*PROBLEM DETAILS*:
Copy the listing below exactly. Pictures stay out of it.

*TASK INPUT*:

———

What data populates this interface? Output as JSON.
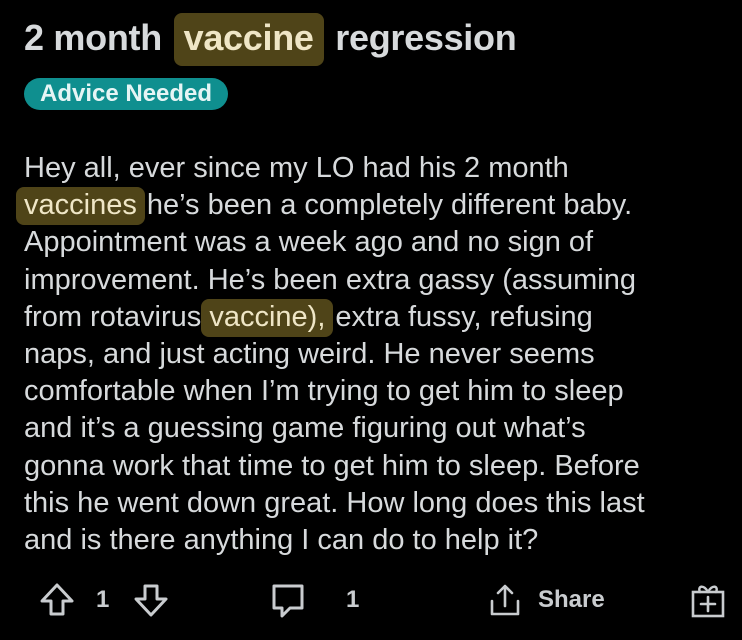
{
  "post": {
    "title_before": "2 month ",
    "title_highlight": "vaccine",
    "title_after": " regression",
    "flair": "Advice Needed",
    "body_lines": [
      {
        "before": "Hey all, ever since my LO had his 2 month",
        "highlight": "",
        "after": ""
      },
      {
        "before": "",
        "highlight": "vaccines",
        "after": " he’s been a completely different baby."
      },
      {
        "before": "Appointment was a week ago and no sign of",
        "highlight": "",
        "after": ""
      },
      {
        "before": "improvement. He’s been extra gassy (assuming",
        "highlight": "",
        "after": ""
      },
      {
        "before": "from rotavirus ",
        "highlight": "vaccine),",
        "after": " extra fussy, refusing"
      },
      {
        "before": "naps, and just acting weird. He never seems",
        "highlight": "",
        "after": ""
      },
      {
        "before": "comfortable when I’m trying to get him to sleep",
        "highlight": "",
        "after": ""
      },
      {
        "before": "and it’s a guessing game figuring out what’s",
        "highlight": "",
        "after": ""
      },
      {
        "before": "gonna work that time to get him to sleep. Before",
        "highlight": "",
        "after": ""
      },
      {
        "before": "this he went down great. How long does this last",
        "highlight": "",
        "after": ""
      },
      {
        "before": "and is there anything I can do to help it?",
        "highlight": "",
        "after": ""
      }
    ]
  },
  "actions": {
    "vote_count": "1",
    "comment_count": "1",
    "share_label": "Share"
  },
  "icons": {
    "upvote": "upvote-arrow-icon",
    "downvote": "downvote-arrow-icon",
    "comment": "comment-bubble-icon",
    "share": "share-upload-icon",
    "award": "gift-award-icon"
  },
  "colors": {
    "background": "#000000",
    "text": "#d7dadc",
    "highlight_bg": "#4f4418",
    "flair_bg": "#0f8f8f"
  }
}
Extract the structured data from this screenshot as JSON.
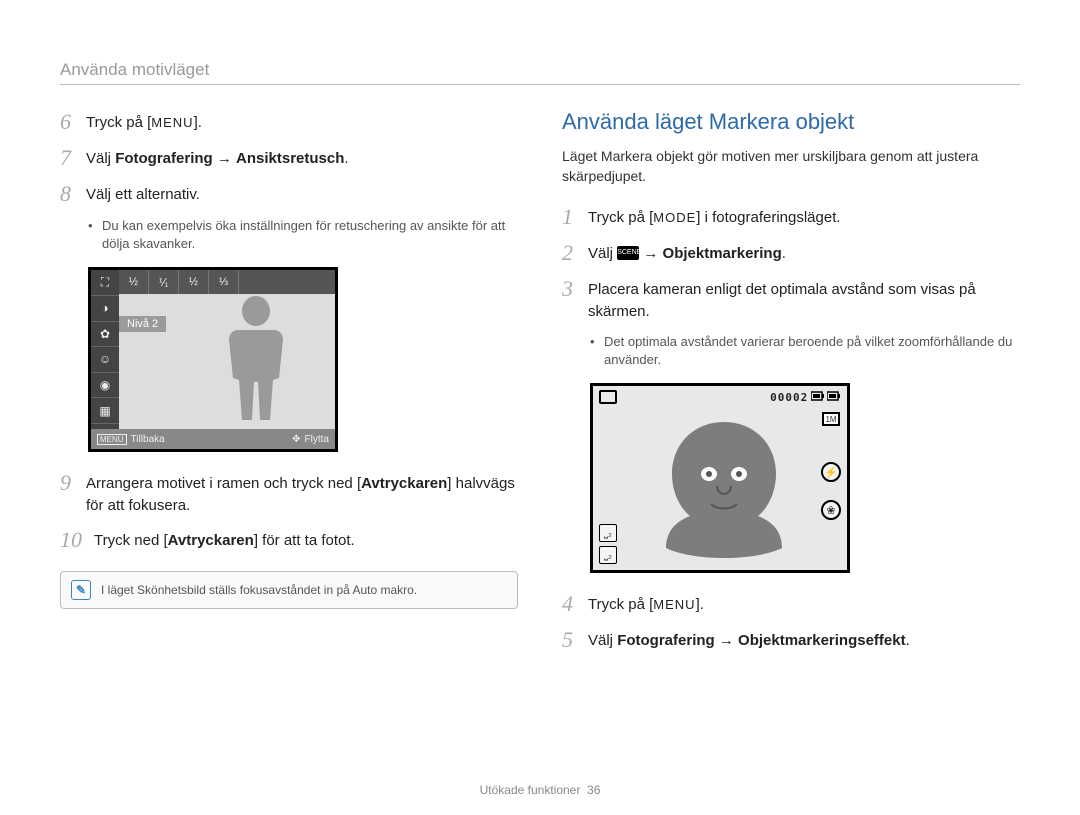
{
  "header": {
    "title": "Använda motivläget"
  },
  "left": {
    "steps": {
      "6": {
        "num": "6",
        "pre": "Tryck på [",
        "btn": "MENU",
        "post": "]."
      },
      "7": {
        "num": "7",
        "pre": "Välj ",
        "bold1": "Fotografering",
        "arrow": " → ",
        "bold2": "Ansiktsretusch",
        "post": "."
      },
      "8": {
        "num": "8",
        "text": "Välj ett alternativ.",
        "bullet": "Du kan exempelvis öka inställningen för retuschering av ansikte för att dölja skavanker."
      },
      "9": {
        "num": "9",
        "pre": "Arrangera motivet i ramen och tryck ned [",
        "bold": "Avtryckaren",
        "post": "] halvvägs för att fokusera."
      },
      "10": {
        "num": "10",
        "pre": "Tryck ned [",
        "bold": "Avtryckaren",
        "post": "] för att ta fotot."
      }
    },
    "lcd": {
      "level_label": "Nivå 2",
      "back_menu": "MENU",
      "back_label": "Tillbaka",
      "move_label": "Flytta",
      "top_icons": [
        "⁠½",
        "⁠⅟₁",
        "⁠½",
        "⁠⅓"
      ]
    },
    "note": "I läget Skönhetsbild ställs fokusavståndet in på Auto makro."
  },
  "right": {
    "title": "Använda läget Markera objekt",
    "intro": "Läget Markera objekt gör motiven mer urskiljbara genom att justera skärpedjupet.",
    "steps": {
      "1": {
        "num": "1",
        "pre": "Tryck på [",
        "btn": "MODE",
        "post": "] i fotograferingsläget."
      },
      "2": {
        "num": "2",
        "pre": "Välj ",
        "scene": "SCENE",
        "arrow": " → ",
        "bold": "Objektmarkering",
        "post": "."
      },
      "3": {
        "num": "3",
        "text": "Placera kameran enligt det optimala avstånd som visas på skärmen.",
        "bullet": "Det optimala avståndet varierar beroende på vilket zoomförhållande du använder."
      },
      "4": {
        "num": "4",
        "pre": "Tryck på [",
        "btn": "MENU",
        "post": "]."
      },
      "5": {
        "num": "5",
        "pre": "Välj ",
        "bold1": "Fotografering",
        "arrow": " → ",
        "bold2": "Objektmarkeringseffekt",
        "post": "."
      }
    },
    "lcd": {
      "counter": "00002",
      "res": "1M"
    }
  },
  "footer": {
    "section": "Utökade funktioner",
    "page": "36"
  }
}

———

*EXPECTED OUTPUT*:
What data populates this interface? Output as JSON.
{
  "post": {
    "title_before": "2 month ",
    "title_highlight": "vaccine",
    "title_after": " regression",
    "flair": "Advice Needed",
    "body_lines": [
      {
        "before": "Hey all, ever since my LO had his 2 month",
        "highlight": "",
        "after": ""
      },
      {
        "before": "",
        "highlight": "vaccines",
        "after": " he’s been a completely different baby."
      },
      {
        "before": "Appointment was a week ago and no sign of",
        "highlight": "",
        "after": ""
      },
      {
        "before": "improvement. He’s been extra gassy (assuming",
        "highlight": "",
        "after": ""
      },
      {
        "before": "from rotavirus ",
        "highlight": "vaccine),",
        "after": " extra fussy, refusing"
      },
      {
        "before": "naps, and just acting weird. He never seems",
        "highlight": "",
        "after": ""
      },
      {
        "before": "comfortable when I’m trying to get him to sleep",
        "highlight": "",
        "after": ""
      },
      {
        "before": "and it’s a guessing game figuring out what’s",
        "highlight": "",
        "after": ""
      },
      {
        "before": "gonna work that time to get him to sleep. Before",
        "highlight": "",
        "after": ""
      },
      {
        "before": "this he went down great. How long does this last",
        "highlight": "",
        "after": ""
      },
      {
        "before": "and is there anything I can do to help it?",
        "highlight": "",
        "after": ""
      }
    ]
  },
  "actions": {
    "vote_count": "1",
    "comment_count": "1",
    "share_label": "Share"
  },
  "icons": {
    "upvote": "upvote-arrow-icon",
    "downvote": "downvote-arrow-icon",
    "comment": "comment-bubble-icon",
    "share": "share-upload-icon",
    "award": "gift-award-icon"
  },
  "colors": {
    "background": "#000000",
    "text": "#d7dadc",
    "highlight_bg": "#4f4418",
    "flair_bg": "#0f8f8f"
  }
}
Extract the structured data from this screenshot as JSON.
{
  "header": {
    "title": "Använda motivläget"
  },
  "left": {
    "steps": {
      "6": {
        "num": "6",
        "pre": "Tryck på [",
        "btn": "MENU",
        "post": "]."
      },
      "7": {
        "num": "7",
        "pre": "Välj ",
        "bold1": "Fotografering",
        "arrow": " → ",
        "bold2": "Ansiktsretusch",
        "post": "."
      },
      "8": {
        "num": "8",
        "text": "Välj ett alternativ.",
        "bullet": "Du kan exempelvis öka inställningen för retuschering av ansikte för att dölja skavanker."
      },
      "9": {
        "num": "9",
        "pre": "Arrangera motivet i ramen och tryck ned [",
        "bold": "Avtryckaren",
        "post": "] halvvägs för att fokusera."
      },
      "10": {
        "num": "10",
        "pre": "Tryck ned [",
        "bold": "Avtryckaren",
        "post": "] för att ta fotot."
      }
    },
    "lcd": {
      "level_label": "Nivå 2",
      "back_menu": "MENU",
      "back_label": "Tillbaka",
      "move_label": "Flytta",
      "top_icons": [
        "⁠½",
        "⁠⅟₁",
        "⁠½",
        "⁠⅓"
      ]
    },
    "note": "I läget Skönhetsbild ställs fokusavståndet in på Auto makro."
  },
  "right": {
    "title": "Använda läget Markera objekt",
    "intro": "Läget Markera objekt gör motiven mer urskiljbara genom att justera skärpedjupet.",
    "steps": {
      "1": {
        "num": "1",
        "pre": "Tryck på [",
        "btn": "MODE",
        "post": "] i fotograferingsläget."
      },
      "2": {
        "num": "2",
        "pre": "Välj ",
        "scene": "SCENE",
        "arrow": " → ",
        "bold": "Objektmarkering",
        "post": "."
      },
      "3": {
        "num": "3",
        "text": "Placera kameran enligt det optimala avstånd som visas på skärmen.",
        "bullet": "Det optimala avståndet varierar beroende på vilket zoomförhållande du använder."
      },
      "4": {
        "num": "4",
        "pre": "Tryck på [",
        "btn": "MENU",
        "post": "]."
      },
      "5": {
        "num": "5",
        "pre": "Välj ",
        "bold1": "Fotografering",
        "arrow": " → ",
        "bold2": "Objektmarkeringseffekt",
        "post": "."
      }
    },
    "lcd": {
      "counter": "00002",
      "res": "1M"
    }
  },
  "footer": {
    "section": "Utökade funktioner",
    "page": "36"
  }
}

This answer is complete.